GOAL
Locate the word "include" in the data below, then copy every line that holds it.

A block of data:
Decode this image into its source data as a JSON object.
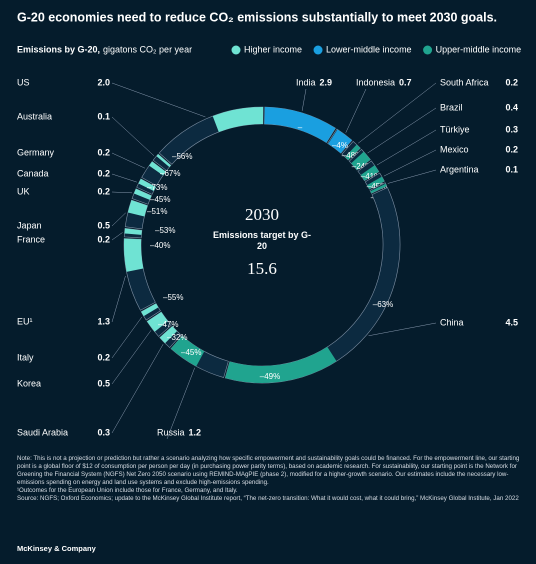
{
  "chart_data": {
    "type": "radial-bar",
    "title": "G-20 economies need to reduce CO₂ emissions substantially to meet 2030 goals.",
    "subtitle_bold": "Emissions by G-20,",
    "subtitle": "gigatons CO₂ per year",
    "categories": [
      "India",
      "Indonesia",
      "South Africa",
      "Brazil",
      "Türkiye",
      "Mexico",
      "Argentina",
      "China",
      "Russia",
      "Saudi Arabia",
      "Korea",
      "Italy",
      "EU¹",
      "France",
      "Japan",
      "UK",
      "Canada",
      "Germany",
      "Australia",
      "US"
    ],
    "series": [
      {
        "name": "Higher income",
        "color": "#6fe3d3",
        "values": [
          null,
          null,
          null,
          null,
          null,
          null,
          null,
          null,
          null,
          0.3,
          0.5,
          0.2,
          1.3,
          0.2,
          0.5,
          0.2,
          0.2,
          0.2,
          0.1,
          2.0
        ],
        "value_labels": [
          null,
          null,
          null,
          null,
          null,
          null,
          null,
          null,
          null,
          "0.3",
          "0.5",
          "0.2",
          "1.3",
          "0.2",
          "0.5",
          "0.2",
          "0.2",
          "0.2",
          "0.1",
          "2.0"
        ]
      },
      {
        "name": "Lower-middle income",
        "color": "#1a9fe0",
        "values": [
          2.9,
          0.7,
          null,
          null,
          null,
          null,
          null,
          null,
          null,
          null,
          null,
          null,
          null,
          null,
          null,
          null,
          null,
          null,
          null,
          null
        ],
        "value_labels": [
          "2.9",
          "0.7",
          null,
          null,
          null,
          null,
          null,
          null,
          null,
          null,
          null,
          null,
          null,
          null,
          null,
          null,
          null,
          null,
          null,
          null
        ]
      },
      {
        "name": "Upper-middle income",
        "color": "#20a48f",
        "values": [
          null,
          null,
          0.2,
          0.4,
          0.3,
          0.2,
          0.1,
          4.5,
          1.2,
          null,
          null,
          null,
          null,
          null,
          null,
          null,
          null,
          null,
          null,
          null
        ],
        "value_labels": [
          null,
          null,
          "0.2",
          "0.4",
          "0.3",
          "0.2",
          "0.1",
          "4.5",
          "1.2",
          null,
          null,
          null,
          null,
          null,
          null,
          null,
          null,
          null,
          null,
          null
        ]
      }
    ],
    "changes": [
      null,
      -4,
      -48,
      -24,
      -41,
      -45,
      -31,
      -63,
      -49,
      -45,
      -32,
      -47,
      -55,
      -40,
      -53,
      -51,
      -45,
      -73,
      -67,
      -56
    ],
    "change_labels": [
      "–",
      "–4%",
      "–48%",
      "–24%",
      "–41%",
      "–45%",
      "–31%",
      "–63%",
      "–49%",
      "–45%",
      "–32%",
      "–47%",
      "–55%",
      "–40%",
      "–53%",
      "–51%",
      "–45%",
      "–73%",
      "–67%",
      "–56%"
    ],
    "center": {
      "year": "2030",
      "label": "Emissions target by G-20",
      "total": 15.6
    }
  },
  "notes": {
    "note": "Note: This is not a projection or prediction but rather a scenario analyzing how specific empowerment and sustainability goals could be financed. For the empowerment line, our starting point is a global floor of $12 of consumption per person per day (in purchasing power parity terms), based on academic research. For sustainability, our starting point is the Network for Greening the Financial System (NGFS) Net Zero 2050 scenario using REMIND-MAgPIE (phase 2), modified for a higher-growth scenario. Our estimates include the necessary low-emissions spending on energy and land use systems and exclude high-emissions spending.",
    "footnote": "¹Outcomes for the European Union include those for France, Germany, and Italy.",
    "source": "Source: NGFS; Oxford Economics; update to the McKinsey Global Institute report, “The net-zero transition: What it would cost, what it could bring,” McKinsey Global Institute, Jan 2022",
    "footer": "McKinsey & Company"
  }
}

WRITTEN SOLUTION
    "note": "Note: This is not a projection or prediction but rather a scenario analyzing how specific empowerment and sustainability goals could be financed. For the empowerment line, our starting point is a global floor of $12 of consumption per person per day (in purchasing power parity terms), based on academic research. For sustainability, our starting point is the Network for Greening the Financial System (NGFS) Net Zero 2050 scenario using REMIND-MAgPIE (phase 2), modified for a higher-growth scenario. Our estimates include the necessary low-emissions spending on energy and land use systems and exclude high-emissions spending.",
    "footnote": "¹Outcomes for the European Union include those for France, Germany, and Italy.",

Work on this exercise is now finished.